[Data shown]:

● ● ● ●

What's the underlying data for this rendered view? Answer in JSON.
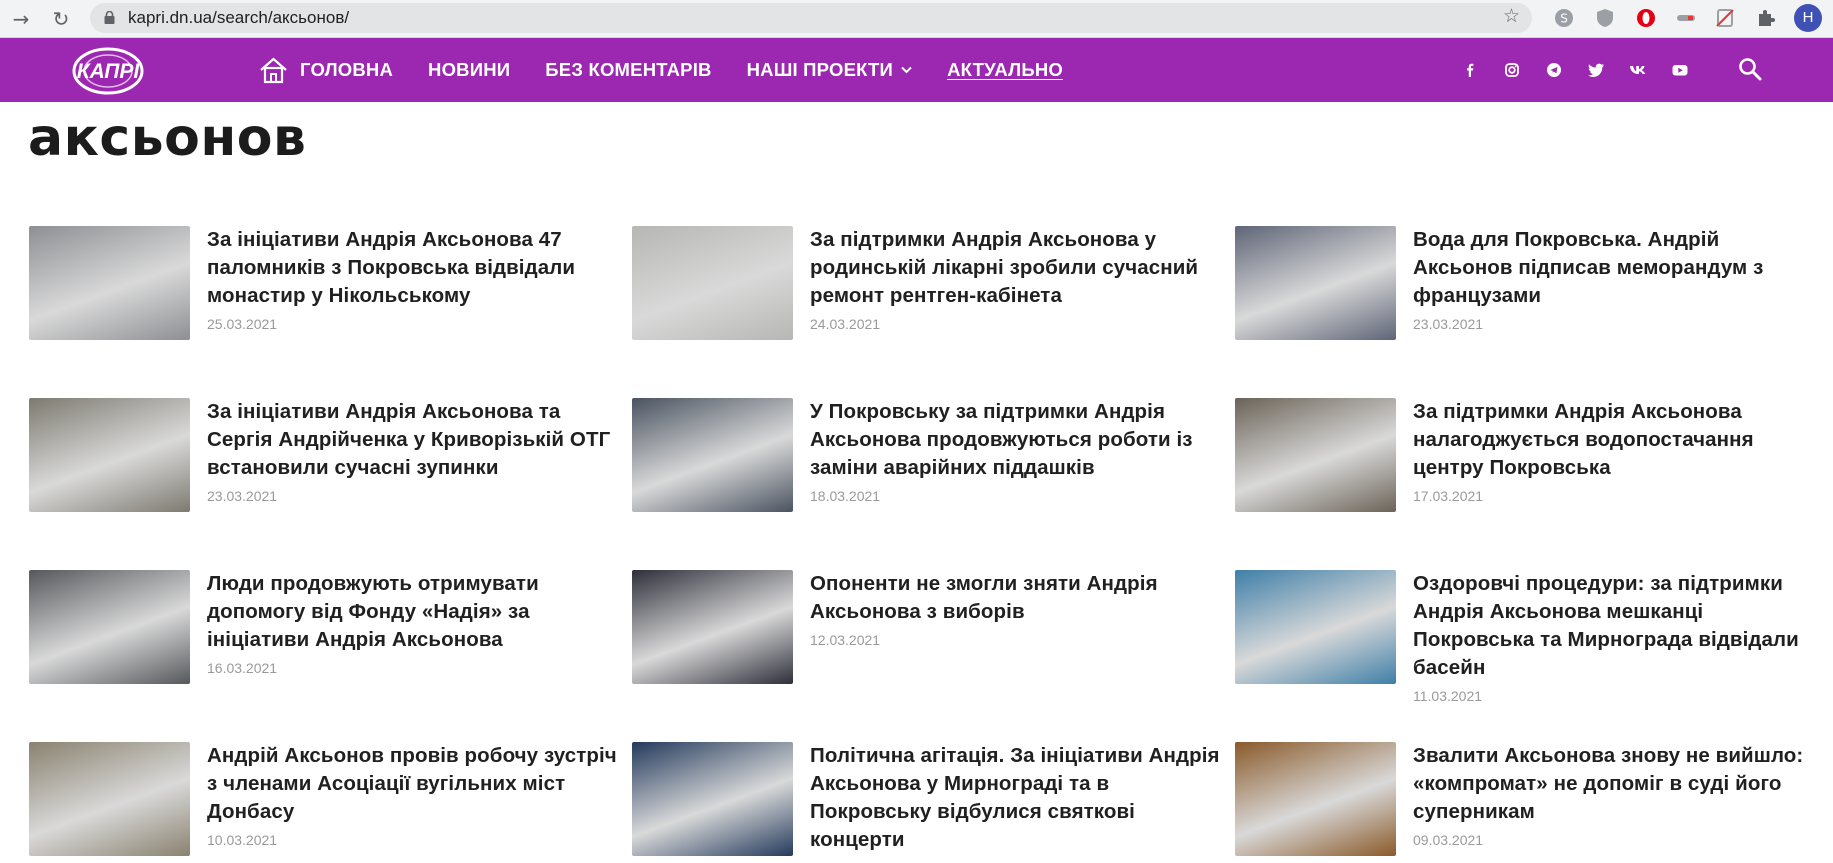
{
  "browser": {
    "url": "kapri.dn.ua/search/аксьонов/",
    "profile_initial": "H"
  },
  "site": {
    "logo_text": "КАПРІ",
    "brand_color": "#9c27b0",
    "menu": [
      {
        "label": "ГОЛОВНА"
      },
      {
        "label": "НОВИНИ"
      },
      {
        "label": "БЕЗ КОМЕНТАРІВ"
      },
      {
        "label": "НАШІ ПРОЕКТИ"
      },
      {
        "label": "АКТУАЛЬНО"
      }
    ],
    "social_icons": [
      "facebook-icon",
      "instagram-icon",
      "telegram-icon",
      "twitter-icon",
      "vk-icon",
      "youtube-icon"
    ]
  },
  "search": {
    "query": "аксьонов"
  },
  "results": [
    {
      "title": "За ініціативи Андрія Аксьонова 47 паломників з Покровська відвідали монастир у Нікольському",
      "date": "25.03.2021",
      "thumb": "#8d8f93"
    },
    {
      "title": "За підтримки Андрія Аксьонова у родинській лікарні зробили сучасний ремонт рентген-кабінета",
      "date": "24.03.2021",
      "thumb": "#b6b7b4"
    },
    {
      "title": "Вода для Покровська. Андрій Аксьонов підписав меморандум з французами",
      "date": "23.03.2021",
      "thumb": "#5f6577"
    },
    {
      "title": "За ініціативи Андрія Аксьонова та Сергія Андрійченка у Криворізькій ОТГ встановили сучасні зупинки",
      "date": "23.03.2021",
      "thumb": "#7d7a70"
    },
    {
      "title": "У Покровську за підтримки Андрія Аксьонова продовжуються роботи із заміни аварійних піддашків",
      "date": "18.03.2021",
      "thumb": "#4a5360"
    },
    {
      "title": "За підтримки Андрія Аксьонова налагоджується водопостачання центру Покровська",
      "date": "17.03.2021",
      "thumb": "#6b6358"
    },
    {
      "title": "Люди продовжують отримувати допомогу від Фонду «Надія» за ініціативи Андрія Аксьонова",
      "date": "16.03.2021",
      "thumb": "#55585c"
    },
    {
      "title": "Опоненти не змогли зняти Андрія Аксьонова з виборів",
      "date": "12.03.2021",
      "thumb": "#2e2f3a"
    },
    {
      "title": "Оздоровчі процедури: за підтримки Андрія Аксьонова мешканці Покровська та Мирнограда відвідали басейн",
      "date": "11.03.2021",
      "thumb": "#3f7fa8"
    },
    {
      "title": "Андрій Аксьонов провів робочу зустріч з членами Асоціації вугільних міст Донбасу",
      "date": "10.03.2021",
      "thumb": "#8a8270"
    },
    {
      "title": "Політична агітація. За ініціативи Андрія Аксьонова у Мирнограді та в Покровську відбулися святкові концерти",
      "date": "",
      "thumb": "#243a5c"
    },
    {
      "title": "Звалити Аксьонова знову не вийшло: «компромат» не допоміг в суді його суперникам",
      "date": "09.03.2021",
      "thumb": "#8a5a2a"
    }
  ]
}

● ● ● ●

Pick each line holding the word "search" out of the listing.

[Solution to this problem]:
    "url": "kapri.dn.ua/search/аксьонов/",
  "search": {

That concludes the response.